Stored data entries
###

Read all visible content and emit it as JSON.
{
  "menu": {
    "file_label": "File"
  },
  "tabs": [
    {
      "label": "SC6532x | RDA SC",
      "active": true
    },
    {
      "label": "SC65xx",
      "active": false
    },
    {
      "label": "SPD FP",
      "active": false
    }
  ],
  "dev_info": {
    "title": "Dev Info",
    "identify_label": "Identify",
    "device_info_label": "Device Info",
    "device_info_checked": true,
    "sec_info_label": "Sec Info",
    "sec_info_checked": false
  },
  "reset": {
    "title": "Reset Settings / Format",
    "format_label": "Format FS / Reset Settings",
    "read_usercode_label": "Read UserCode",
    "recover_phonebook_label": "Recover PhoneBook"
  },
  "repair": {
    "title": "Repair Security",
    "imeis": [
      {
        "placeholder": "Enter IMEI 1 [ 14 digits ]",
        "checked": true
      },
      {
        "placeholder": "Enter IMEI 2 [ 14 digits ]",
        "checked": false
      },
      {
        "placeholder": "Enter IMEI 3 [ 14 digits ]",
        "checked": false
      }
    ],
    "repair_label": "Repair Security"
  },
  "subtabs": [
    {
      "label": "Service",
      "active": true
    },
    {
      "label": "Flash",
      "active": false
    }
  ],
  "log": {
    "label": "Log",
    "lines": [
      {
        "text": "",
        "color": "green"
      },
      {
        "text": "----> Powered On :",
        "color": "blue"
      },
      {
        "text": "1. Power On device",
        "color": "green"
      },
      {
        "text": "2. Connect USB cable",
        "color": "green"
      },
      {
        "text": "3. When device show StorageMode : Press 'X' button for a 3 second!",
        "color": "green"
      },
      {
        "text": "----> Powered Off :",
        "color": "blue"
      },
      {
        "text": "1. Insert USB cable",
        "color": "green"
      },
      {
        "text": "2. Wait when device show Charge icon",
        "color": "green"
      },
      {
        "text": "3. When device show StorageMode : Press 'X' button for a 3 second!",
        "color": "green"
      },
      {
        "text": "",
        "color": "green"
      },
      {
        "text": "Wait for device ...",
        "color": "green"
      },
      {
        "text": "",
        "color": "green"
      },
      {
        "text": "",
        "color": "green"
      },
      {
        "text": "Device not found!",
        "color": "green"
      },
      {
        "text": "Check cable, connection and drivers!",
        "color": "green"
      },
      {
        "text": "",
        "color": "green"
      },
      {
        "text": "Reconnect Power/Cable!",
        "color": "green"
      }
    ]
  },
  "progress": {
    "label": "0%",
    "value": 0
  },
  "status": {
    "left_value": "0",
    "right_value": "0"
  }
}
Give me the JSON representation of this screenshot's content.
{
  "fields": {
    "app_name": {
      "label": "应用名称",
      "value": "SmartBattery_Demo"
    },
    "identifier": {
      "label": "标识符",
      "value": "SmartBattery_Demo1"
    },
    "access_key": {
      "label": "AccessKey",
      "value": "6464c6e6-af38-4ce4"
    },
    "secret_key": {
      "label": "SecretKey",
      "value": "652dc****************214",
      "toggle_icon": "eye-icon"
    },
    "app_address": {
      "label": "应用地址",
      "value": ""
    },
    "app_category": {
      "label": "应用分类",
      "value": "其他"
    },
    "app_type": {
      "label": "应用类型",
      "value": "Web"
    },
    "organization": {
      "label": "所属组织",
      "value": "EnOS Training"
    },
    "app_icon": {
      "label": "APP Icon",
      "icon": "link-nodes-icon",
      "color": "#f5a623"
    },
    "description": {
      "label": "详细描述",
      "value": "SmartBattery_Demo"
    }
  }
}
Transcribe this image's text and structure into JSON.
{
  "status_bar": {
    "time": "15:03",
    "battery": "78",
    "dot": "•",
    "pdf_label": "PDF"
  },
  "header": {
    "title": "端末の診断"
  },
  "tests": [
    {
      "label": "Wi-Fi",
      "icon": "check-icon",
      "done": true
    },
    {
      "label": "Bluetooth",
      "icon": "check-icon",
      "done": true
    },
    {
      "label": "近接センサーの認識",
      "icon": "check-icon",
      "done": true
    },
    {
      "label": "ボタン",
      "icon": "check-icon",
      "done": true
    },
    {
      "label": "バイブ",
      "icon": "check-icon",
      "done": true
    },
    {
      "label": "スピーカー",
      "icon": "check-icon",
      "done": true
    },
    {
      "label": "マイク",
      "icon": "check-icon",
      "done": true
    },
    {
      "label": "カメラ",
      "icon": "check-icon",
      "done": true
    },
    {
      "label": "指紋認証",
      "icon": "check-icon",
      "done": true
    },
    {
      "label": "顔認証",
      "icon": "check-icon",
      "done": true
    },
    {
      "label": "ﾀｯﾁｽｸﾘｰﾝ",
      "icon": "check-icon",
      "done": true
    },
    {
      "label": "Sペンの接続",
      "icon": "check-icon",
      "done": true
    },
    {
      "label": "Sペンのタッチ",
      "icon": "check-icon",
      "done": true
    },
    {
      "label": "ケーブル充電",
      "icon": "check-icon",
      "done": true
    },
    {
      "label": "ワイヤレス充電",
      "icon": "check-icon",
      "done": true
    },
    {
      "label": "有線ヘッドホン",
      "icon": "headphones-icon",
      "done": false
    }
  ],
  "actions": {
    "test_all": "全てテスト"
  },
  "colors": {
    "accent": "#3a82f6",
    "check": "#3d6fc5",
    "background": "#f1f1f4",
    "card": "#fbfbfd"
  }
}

###

What is expected =>
Every entry must be output again, exactly as written above.

Task result =>
Read all visible content and emit it as JSON.
{
  "menu": {
    "file_label": "File"
  },
  "tabs": [
    {
      "label": "SC6532x | RDA SC",
      "active": true
    },
    {
      "label": "SC65xx",
      "active": false
    },
    {
      "label": "SPD FP",
      "active": false
    }
  ],
  "dev_info": {
    "title": "Dev Info",
    "identify_label": "Identify",
    "device_info_label": "Device Info",
    "device_info_checked": true,
    "sec_info_label": "Sec Info",
    "sec_info_checked": false
  },
  "reset": {
    "title": "Reset Settings / Format",
    "format_label": "Format FS / Reset Settings",
    "read_usercode_label": "Read UserCode",
    "recover_phonebook_label": "Recover PhoneBook"
  },
  "repair": {
    "title": "Repair Security",
    "imeis": [
      {
        "placeholder": "Enter IMEI 1 [ 14 digits ]",
        "checked": true
      },
      {
        "placeholder": "Enter IMEI 2 [ 14 digits ]",
        "checked": false
      },
      {
        "placeholder": "Enter IMEI 3 [ 14 digits ]",
        "checked": false
      }
    ],
    "repair_label": "Repair Security"
  },
  "subtabs": [
    {
      "label": "Service",
      "active": true
    },
    {
      "label": "Flash",
      "active": false
    }
  ],
  "log": {
    "label": "Log",
    "lines": [
      {
        "text": "",
        "color": "green"
      },
      {
        "text": "----> Powered On :",
        "color": "blue"
      },
      {
        "text": "1. Power On device",
        "color": "green"
      },
      {
        "text": "2. Connect USB cable",
        "color": "green"
      },
      {
        "text": "3. When device show StorageMode : Press 'X' button for a 3 second!",
        "color": "green"
      },
      {
        "text": "----> Powered Off :",
        "color": "blue"
      },
      {
        "text": "1. Insert USB cable",
        "color": "green"
      },
      {
        "text": "2. Wait when device show Charge icon",
        "color": "green"
      },
      {
        "text": "3. When device show StorageMode : Press 'X' button for a 3 second!",
        "color": "green"
      },
      {
        "text": "",
        "color": "green"
      },
      {
        "text": "Wait for device ...",
        "color": "green"
      },
      {
        "text": "",
        "color": "green"
      },
      {
        "text": "",
        "color": "green"
      },
      {
        "text": "Device not found!",
        "color": "green"
      },
      {
        "text": "Check cable, connection and drivers!",
        "color": "green"
      },
      {
        "text": "",
        "color": "green"
      },
      {
        "text": "Reconnect Power/Cable!",
        "color": "green"
      }
    ]
  },
  "progress": {
    "label": "0%",
    "value": 0
  },
  "status": {
    "left_value": "0",
    "right_value": "0"
  }
}
Give me the JSON representation of this screenshot's content.
{
  "fields": {
    "app_name": {
      "label": "应用名称",
      "value": "SmartBattery_Demo"
    },
    "identifier": {
      "label": "标识符",
      "value": "SmartBattery_Demo1"
    },
    "access_key": {
      "label": "AccessKey",
      "value": "6464c6e6-af38-4ce4"
    },
    "secret_key": {
      "label": "SecretKey",
      "value": "652dc****************214",
      "toggle_icon": "eye-icon"
    },
    "app_address": {
      "label": "应用地址",
      "value": ""
    },
    "app_category": {
      "label": "应用分类",
      "value": "其他"
    },
    "app_type": {
      "label": "应用类型",
      "value": "Web"
    },
    "organization": {
      "label": "所属组织",
      "value": "EnOS Training"
    },
    "app_icon": {
      "label": "APP Icon",
      "icon": "link-nodes-icon",
      "color": "#f5a623"
    },
    "description": {
      "label": "详细描述",
      "value": "SmartBattery_Demo"
    }
  }
}
Transcribe this image's text and structure into JSON.
{
  "status_bar": {
    "time": "15:03",
    "battery": "78",
    "dot": "•",
    "pdf_label": "PDF"
  },
  "header": {
    "title": "端末の診断"
  },
  "tests": [
    {
      "label": "Wi-Fi",
      "icon": "check-icon",
      "done": true
    },
    {
      "label": "Bluetooth",
      "icon": "check-icon",
      "done": true
    },
    {
      "label": "近接センサーの認識",
      "icon": "check-icon",
      "done": true
    },
    {
      "label": "ボタン",
      "icon": "check-icon",
      "done": true
    },
    {
      "label": "バイブ",
      "icon": "check-icon",
      "done": true
    },
    {
      "label": "スピーカー",
      "icon": "check-icon",
      "done": true
    },
    {
      "label": "マイク",
      "icon": "check-icon",
      "done": true
    },
    {
      "label": "カメラ",
      "icon": "check-icon",
      "done": true
    },
    {
      "label": "指紋認証",
      "icon": "check-icon",
      "done": true
    },
    {
      "label": "顔認証",
      "icon": "check-icon",
      "done": true
    },
    {
      "label": "ﾀｯﾁｽｸﾘｰﾝ",
      "icon": "check-icon",
      "done": true
    },
    {
      "label": "Sペンの接続",
      "icon": "check-icon",
      "done": true
    },
    {
      "label": "Sペンのタッチ",
      "icon": "check-icon",
      "done": true
    },
    {
      "label": "ケーブル充電",
      "icon": "check-icon",
      "done": true
    },
    {
      "label": "ワイヤレス充電",
      "icon": "check-icon",
      "done": true
    },
    {
      "label": "有線ヘッドホン",
      "icon": "headphones-icon",
      "done": false
    }
  ],
  "actions": {
    "test_all": "全てテスト"
  },
  "colors": {
    "accent": "#3a82f6",
    "check": "#3d6fc5",
    "background": "#f1f1f4",
    "card": "#fbfbfd"
  }
}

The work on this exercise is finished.